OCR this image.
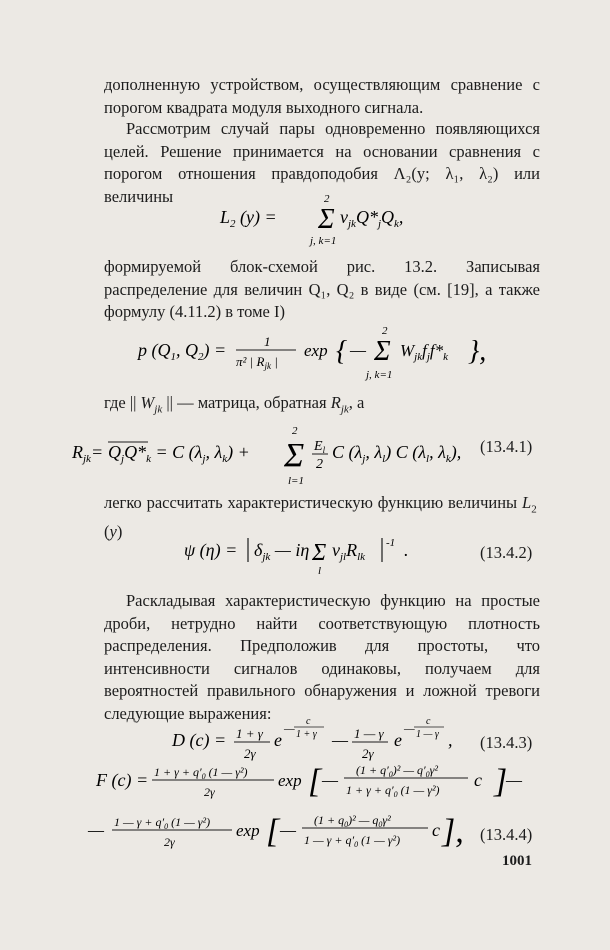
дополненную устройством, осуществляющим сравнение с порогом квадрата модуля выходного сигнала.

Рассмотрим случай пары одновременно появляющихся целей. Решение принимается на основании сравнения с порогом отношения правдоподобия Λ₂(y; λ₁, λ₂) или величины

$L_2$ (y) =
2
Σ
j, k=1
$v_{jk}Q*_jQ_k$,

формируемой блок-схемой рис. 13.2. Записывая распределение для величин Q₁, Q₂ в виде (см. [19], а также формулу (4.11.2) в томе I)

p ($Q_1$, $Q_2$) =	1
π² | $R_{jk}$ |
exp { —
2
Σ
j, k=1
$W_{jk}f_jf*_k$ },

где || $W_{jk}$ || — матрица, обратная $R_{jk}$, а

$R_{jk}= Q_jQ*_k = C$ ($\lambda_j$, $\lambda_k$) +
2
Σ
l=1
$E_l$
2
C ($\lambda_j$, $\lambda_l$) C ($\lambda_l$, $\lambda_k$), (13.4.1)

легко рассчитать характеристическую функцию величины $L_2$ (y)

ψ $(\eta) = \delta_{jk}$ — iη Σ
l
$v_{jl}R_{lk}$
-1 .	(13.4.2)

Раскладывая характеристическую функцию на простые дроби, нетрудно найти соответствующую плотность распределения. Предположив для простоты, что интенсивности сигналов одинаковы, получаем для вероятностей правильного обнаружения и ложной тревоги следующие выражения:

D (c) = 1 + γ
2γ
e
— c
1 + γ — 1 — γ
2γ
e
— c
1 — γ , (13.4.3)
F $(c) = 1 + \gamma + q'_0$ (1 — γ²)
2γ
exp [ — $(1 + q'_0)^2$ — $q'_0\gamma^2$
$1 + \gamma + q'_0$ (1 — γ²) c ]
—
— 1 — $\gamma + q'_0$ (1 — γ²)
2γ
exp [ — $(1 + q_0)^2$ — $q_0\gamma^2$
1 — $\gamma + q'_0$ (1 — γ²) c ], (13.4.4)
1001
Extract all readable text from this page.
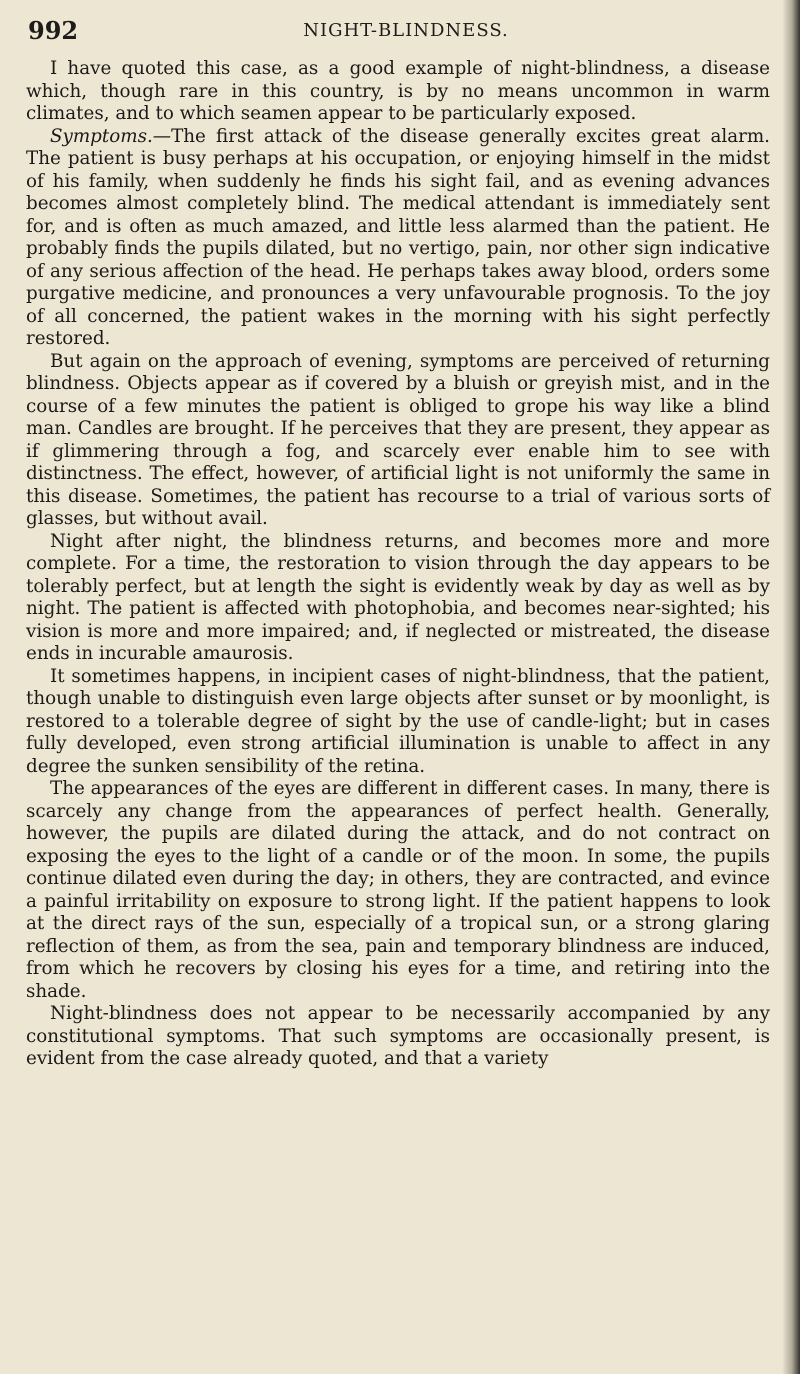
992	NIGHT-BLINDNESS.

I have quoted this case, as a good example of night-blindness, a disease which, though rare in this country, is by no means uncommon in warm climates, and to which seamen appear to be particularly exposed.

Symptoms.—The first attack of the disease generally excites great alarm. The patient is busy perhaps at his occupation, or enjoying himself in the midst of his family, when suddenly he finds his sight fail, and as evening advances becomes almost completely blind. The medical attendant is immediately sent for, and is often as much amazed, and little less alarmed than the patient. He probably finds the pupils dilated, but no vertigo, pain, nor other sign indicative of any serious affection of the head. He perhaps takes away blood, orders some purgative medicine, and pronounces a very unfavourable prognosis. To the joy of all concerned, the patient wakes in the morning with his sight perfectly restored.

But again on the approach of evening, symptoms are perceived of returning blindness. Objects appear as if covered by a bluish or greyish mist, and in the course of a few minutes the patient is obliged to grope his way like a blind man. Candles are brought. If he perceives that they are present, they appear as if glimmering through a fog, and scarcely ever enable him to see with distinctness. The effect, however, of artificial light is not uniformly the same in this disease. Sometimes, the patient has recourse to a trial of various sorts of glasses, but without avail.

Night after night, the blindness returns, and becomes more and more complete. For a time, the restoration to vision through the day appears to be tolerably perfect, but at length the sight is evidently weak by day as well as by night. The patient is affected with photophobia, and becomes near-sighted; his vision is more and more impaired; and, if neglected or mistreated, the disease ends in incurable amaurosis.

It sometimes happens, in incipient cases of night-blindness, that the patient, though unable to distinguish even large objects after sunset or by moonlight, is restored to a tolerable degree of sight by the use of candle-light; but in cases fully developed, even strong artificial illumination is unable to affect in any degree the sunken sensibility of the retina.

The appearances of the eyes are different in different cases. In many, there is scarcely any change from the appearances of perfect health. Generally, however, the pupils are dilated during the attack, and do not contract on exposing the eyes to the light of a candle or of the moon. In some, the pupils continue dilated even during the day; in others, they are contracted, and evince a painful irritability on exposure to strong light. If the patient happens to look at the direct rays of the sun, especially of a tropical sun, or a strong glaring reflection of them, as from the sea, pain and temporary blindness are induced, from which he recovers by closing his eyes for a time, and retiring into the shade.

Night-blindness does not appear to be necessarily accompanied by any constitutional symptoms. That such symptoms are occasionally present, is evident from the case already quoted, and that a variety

SHORT EXERCISE: Drop the images and repeat the data exactly.

FINAL ANSWER:
OCR this image.
дополненную устройством, осуществляющим сравнение с порогом квадрата модуля выходного сигнала.

Рассмотрим случай пары одновременно появляющихся целей. Решение принимается на основании сравнения с порогом отношения правдоподобия Λ₂(y; λ₁, λ₂) или величины

$L_2$ (y) =
2
Σ
j, k=1
$v_{jk}Q*_jQ_k$,

формируемой блок-схемой рис. 13.2. Записывая распределение для величин Q₁, Q₂ в виде (см. [19], а также формулу (4.11.2) в томе I)

p ($Q_1$, $Q_2$) =	1
π² | $R_{jk}$ |
exp { —
2
Σ
j, k=1
$W_{jk}f_jf*_k$ },

где || $W_{jk}$ || — матрица, обратная $R_{jk}$, а

$R_{jk}= Q_jQ*_k = C$ ($\lambda_j$, $\lambda_k$) +
2
Σ
l=1
$E_l$
2
C ($\lambda_j$, $\lambda_l$) C ($\lambda_l$, $\lambda_k$), (13.4.1)

легко рассчитать характеристическую функцию величины $L_2$ (y)

ψ $(\eta) = \delta_{jk}$ — iη Σ
l
$v_{jl}R_{lk}$
-1 .	(13.4.2)

Раскладывая характеристическую функцию на простые дроби, нетрудно найти соответствующую плотность распределения. Предположив для простоты, что интенсивности сигналов одинаковы, получаем для вероятностей правильного обнаружения и ложной тревоги следующие выражения:

D (c) = 1 + γ
2γ
e
— c
1 + γ — 1 — γ
2γ
e
— c
1 — γ , (13.4.3)
F $(c) = 1 + \gamma + q'_0$ (1 — γ²)
2γ
exp [ — $(1 + q'_0)^2$ — $q'_0\gamma^2$
$1 + \gamma + q'_0$ (1 — γ²) c ]
—
— 1 — $\gamma + q'_0$ (1 — γ²)
2γ
exp [ — $(1 + q_0)^2$ — $q_0\gamma^2$
1 — $\gamma + q'_0$ (1 — γ²) c ], (13.4.4)
1001
Extract all readable text from this page.
992	NIGHT-BLINDNESS.

I have quoted this case, as a good example of night-blindness, a disease which, though rare in this country, is by no means uncommon in warm climates, and to which seamen appear to be particularly exposed.

Symptoms.—The first attack of the disease generally excites great alarm. The patient is busy perhaps at his occupation, or enjoying himself in the midst of his family, when suddenly he finds his sight fail, and as evening advances becomes almost completely blind. The medical attendant is immediately sent for, and is often as much amazed, and little less alarmed than the patient. He probably finds the pupils dilated, but no vertigo, pain, nor other sign indicative of any serious affection of the head. He perhaps takes away blood, orders some purgative medicine, and pronounces a very unfavourable prognosis. To the joy of all concerned, the patient wakes in the morning with his sight perfectly restored.

But again on the approach of evening, symptoms are perceived of returning blindness. Objects appear as if covered by a bluish or greyish mist, and in the course of a few minutes the patient is obliged to grope his way like a blind man. Candles are brought. If he perceives that they are present, they appear as if glimmering through a fog, and scarcely ever enable him to see with distinctness. The effect, however, of artificial light is not uniformly the same in this disease. Sometimes, the patient has recourse to a trial of various sorts of glasses, but without avail.

Night after night, the blindness returns, and becomes more and more complete. For a time, the restoration to vision through the day appears to be tolerably perfect, but at length the sight is evidently weak by day as well as by night. The patient is affected with photophobia, and becomes near-sighted; his vision is more and more impaired; and, if neglected or mistreated, the disease ends in incurable amaurosis.

It sometimes happens, in incipient cases of night-blindness, that the patient, though unable to distinguish even large objects after sunset or by moonlight, is restored to a tolerable degree of sight by the use of candle-light; but in cases fully developed, even strong artificial illumination is unable to affect in any degree the sunken sensibility of the retina.

The appearances of the eyes are different in different cases. In many, there is scarcely any change from the appearances of perfect health. Generally, however, the pupils are dilated during the attack, and do not contract on exposing the eyes to the light of a candle or of the moon. In some, the pupils continue dilated even during the day; in others, they are contracted, and evince a painful irritability on exposure to strong light. If the patient happens to look at the direct rays of the sun, especially of a tropical sun, or a strong glaring reflection of them, as from the sea, pain and temporary blindness are induced, from which he recovers by closing his eyes for a time, and retiring into the shade.

Night-blindness does not appear to be necessarily accompanied by any constitutional symptoms. That such symptoms are occasionally present, is evident from the case already quoted, and that a variety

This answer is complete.